start

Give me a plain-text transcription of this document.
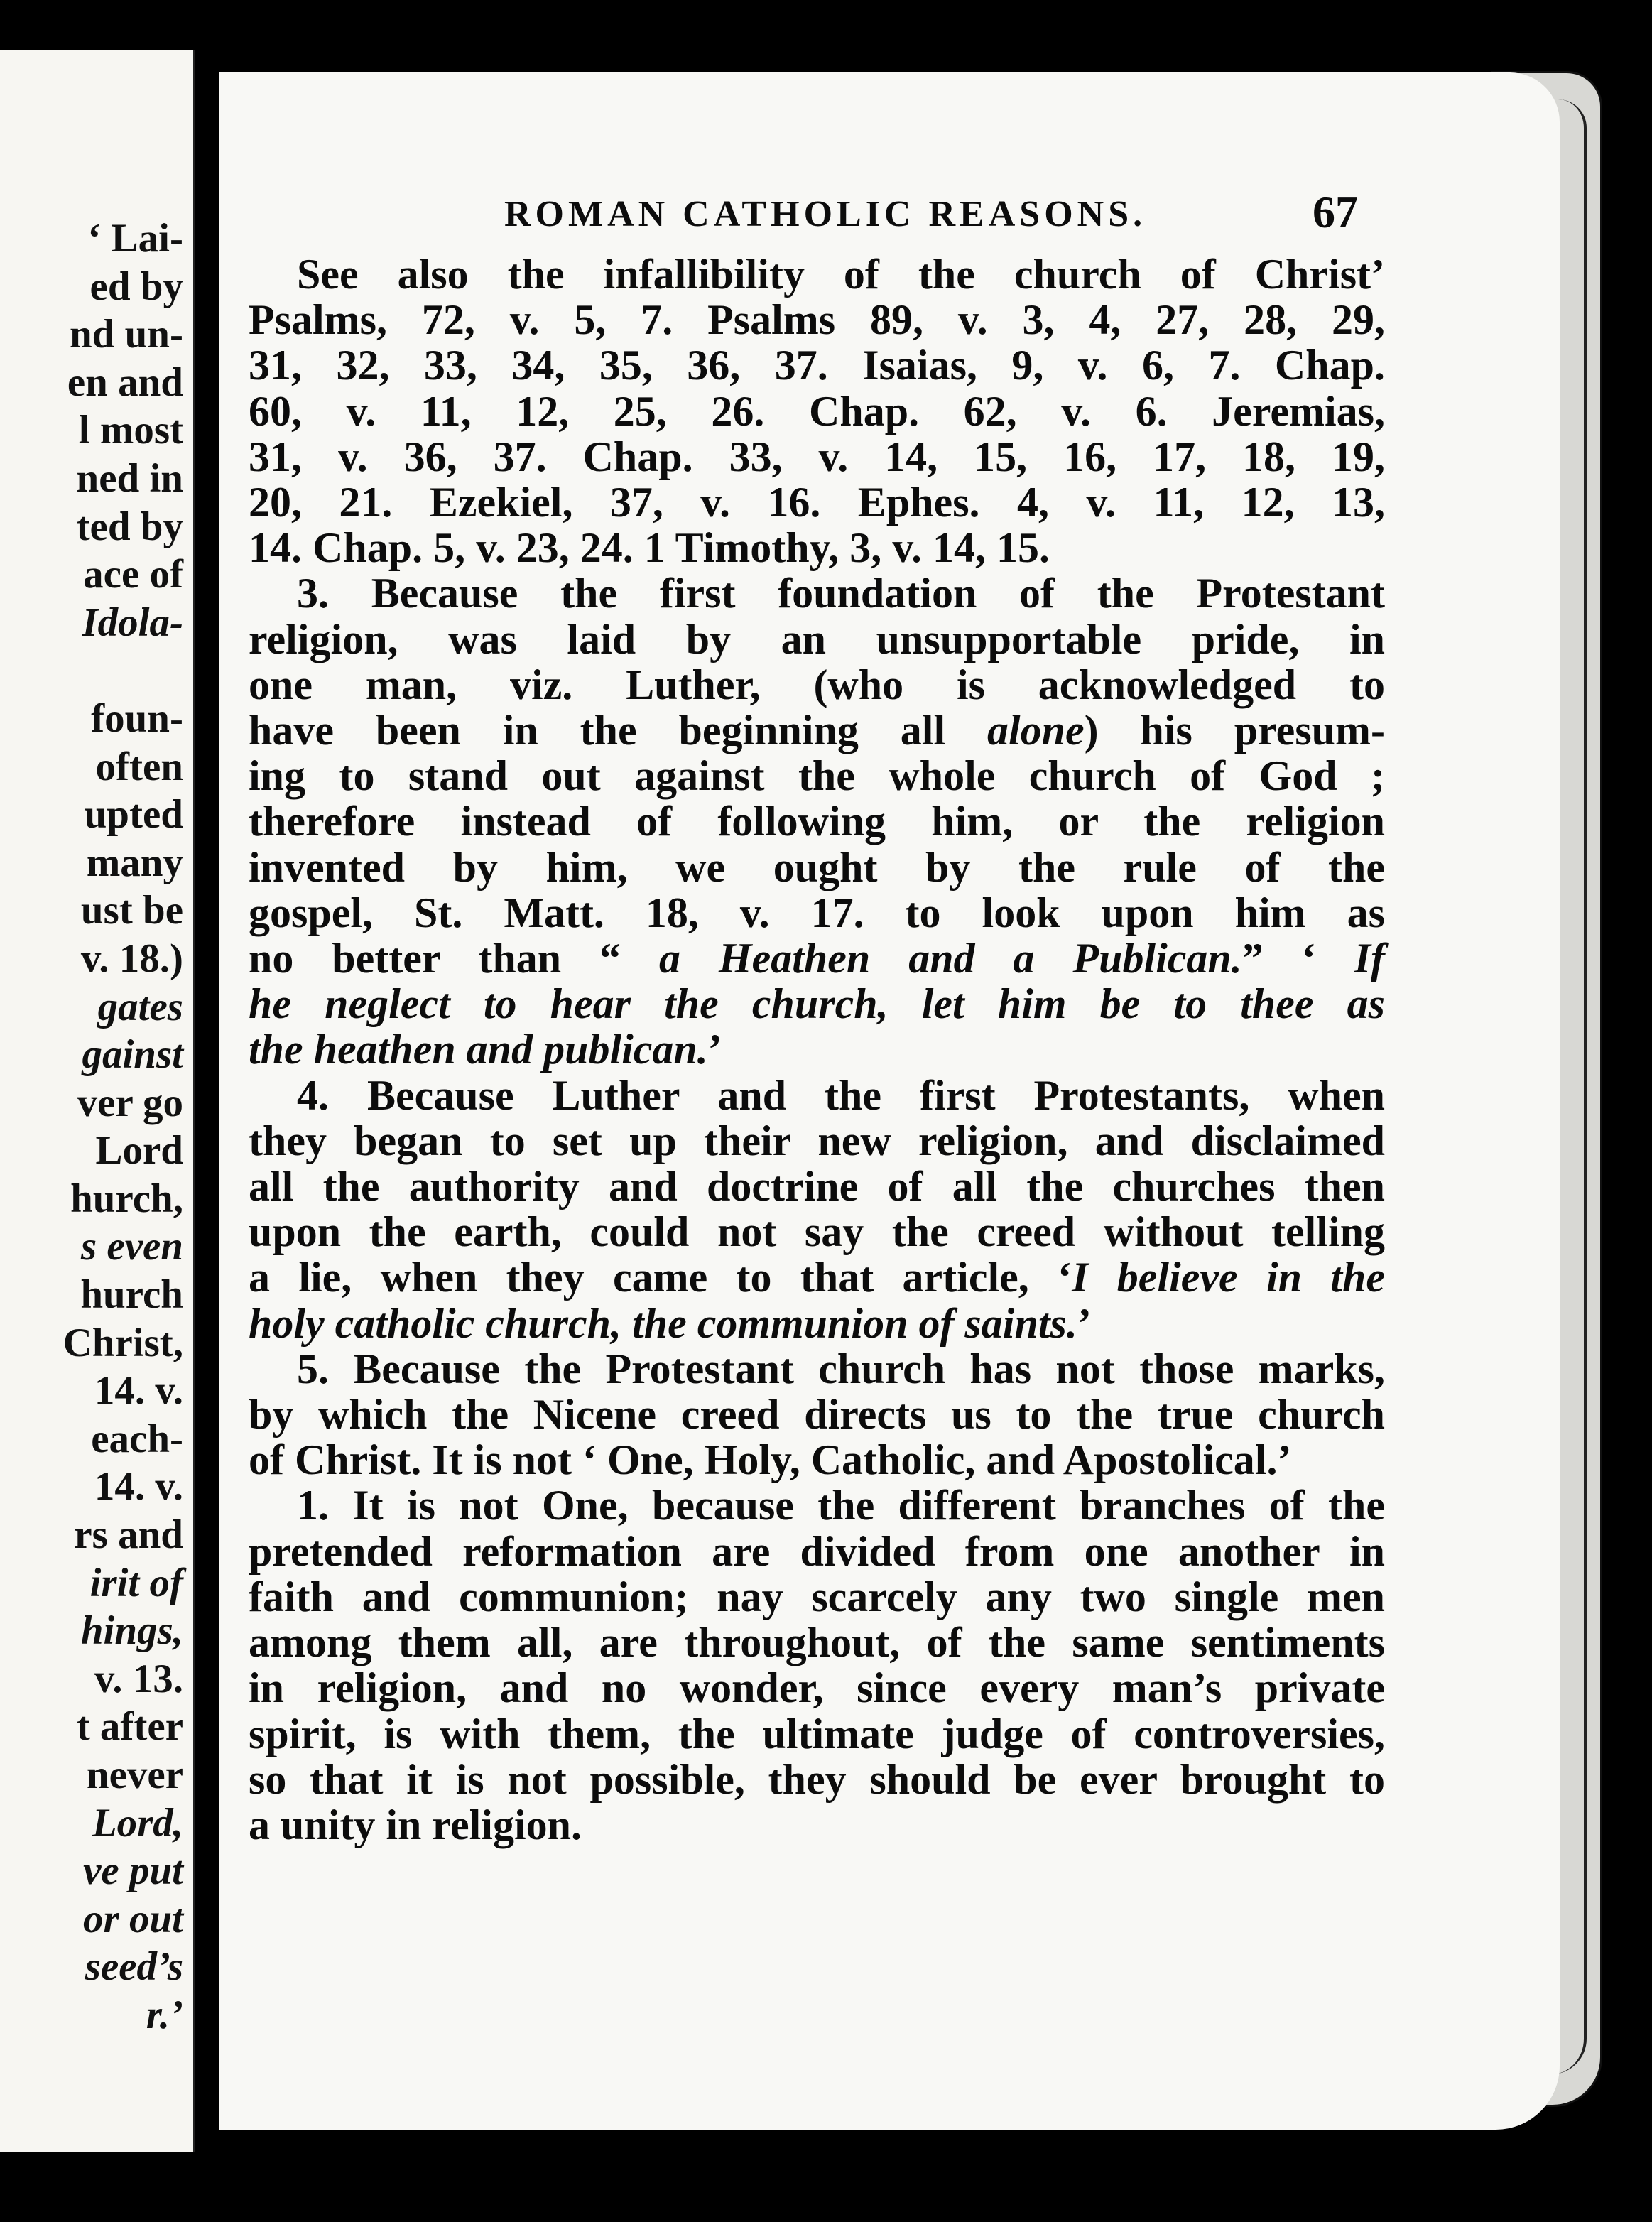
‘ Lai-
ed by
nd un-
en and
l most
ned in
ted by
ace of
Idola-
foun-
often
upted
many
ust be
v. 18.)
gates
gainst
ver go
Lord
hurch,
s even
hurch
Christ,
14. v.
each-
14. v.
rs and
irit of
hings,
v. 13.
t after
never
Lord,
ve put
or out
seed’s
r.’
ROMAN CATHOLIC REASONS.	67
See also the infallibility of the church of Christ’
Psalms, 72, v. 5, 7. Psalms 89, v. 3, 4, 27, 28, 29,
31, 32, 33, 34, 35, 36, 37. Isaias, 9, v. 6, 7. Chap.
60, v. 11, 12, 25, 26. Chap. 62, v. 6. Jeremias,
31, v. 36, 37. Chap. 33, v. 14, 15, 16, 17, 18, 19,
20, 21. Ezekiel, 37, v. 16. Ephes. 4, v. 11, 12, 13,
14. Chap. 5, v. 23, 24. 1 Timothy, 3, v. 14, 15.
3. Because the first foundation of the Protestant
religion, was laid by an unsupportable pride, in
one man, viz. Luther, (who is acknowledged to
have been in the beginning all alone) his presum-
ing to stand out against the whole church of God ;
therefore instead of following him, or the religion
invented by him, we ought by the rule of the
gospel, St. Matt. 18, v. 17. to look upon him as
no better than “ a Heathen and a Publican.” ‘ If
he neglect to hear the church, let him be to thee as
the heathen and publican.’
4. Because Luther and the first Protestants, when
they began to set up their new religion, and disclaimed
all the authority and doctrine of all the churches then
upon the earth, could not say the creed without telling
a lie, when they came to that article, ‘I believe in the
holy catholic church, the communion of saints.’
5. Because the Protestant church has not those marks,
by which the Nicene creed directs us to the true church
of Christ. It is not ‘ One, Holy, Catholic, and Apostolical.’
1. It is not One, because the different branches of the
pretended reformation are divided from one another in
faith and communion; nay scarcely any two single men
among them all, are throughout, of the same sentiments
in religion, and no wonder, since every man’s private
spirit, is with them, the ultimate judge of controversies,
so that it is not possible, they should be ever brought to
a unity in religion.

end

[STATED TASK] Omit every picture, and otherwise quote the entries exactly.

[FINAL ANSWER]
Give me a plain-text transcription of this document.
‘ Lai-
ed by
nd un-
en and
l most
ned in
ted by
ace of
Idola-
foun-
often
upted
many
ust be
v. 18.)
gates
gainst
ver go
Lord
hurch,
s even
hurch
Christ,
14. v.
each-
14. v.
rs and
irit of
hings,
v. 13.
t after
never
Lord,
ve put
or out
seed’s
r.’
ROMAN CATHOLIC REASONS.	67
See also the infallibility of the church of Christ’
Psalms, 72, v. 5, 7. Psalms 89, v. 3, 4, 27, 28, 29,
31, 32, 33, 34, 35, 36, 37. Isaias, 9, v. 6, 7. Chap.
60, v. 11, 12, 25, 26. Chap. 62, v. 6. Jeremias,
31, v. 36, 37. Chap. 33, v. 14, 15, 16, 17, 18, 19,
20, 21. Ezekiel, 37, v. 16. Ephes. 4, v. 11, 12, 13,
14. Chap. 5, v. 23, 24. 1 Timothy, 3, v. 14, 15.
3. Because the first foundation of the Protestant
religion, was laid by an unsupportable pride, in
one man, viz. Luther, (who is acknowledged to
have been in the beginning all alone) his presum-
ing to stand out against the whole church of God ;
therefore instead of following him, or the religion
invented by him, we ought by the rule of the
gospel, St. Matt. 18, v. 17. to look upon him as
no better than “ a Heathen and a Publican.” ‘ If
he neglect to hear the church, let him be to thee as
the heathen and publican.’
4. Because Luther and the first Protestants, when
they began to set up their new religion, and disclaimed
all the authority and doctrine of all the churches then
upon the earth, could not say the creed without telling
a lie, when they came to that article, ‘I believe in the
holy catholic church, the communion of saints.’
5. Because the Protestant church has not those marks,
by which the Nicene creed directs us to the true church
of Christ. It is not ‘ One, Holy, Catholic, and Apostolical.’
1. It is not One, because the different branches of the
pretended reformation are divided from one another in
faith and communion; nay scarcely any two single men
among them all, are throughout, of the same sentiments
in religion, and no wonder, since every man’s private
spirit, is with them, the ultimate judge of controversies,
so that it is not possible, they should be ever brought to
a unity in religion.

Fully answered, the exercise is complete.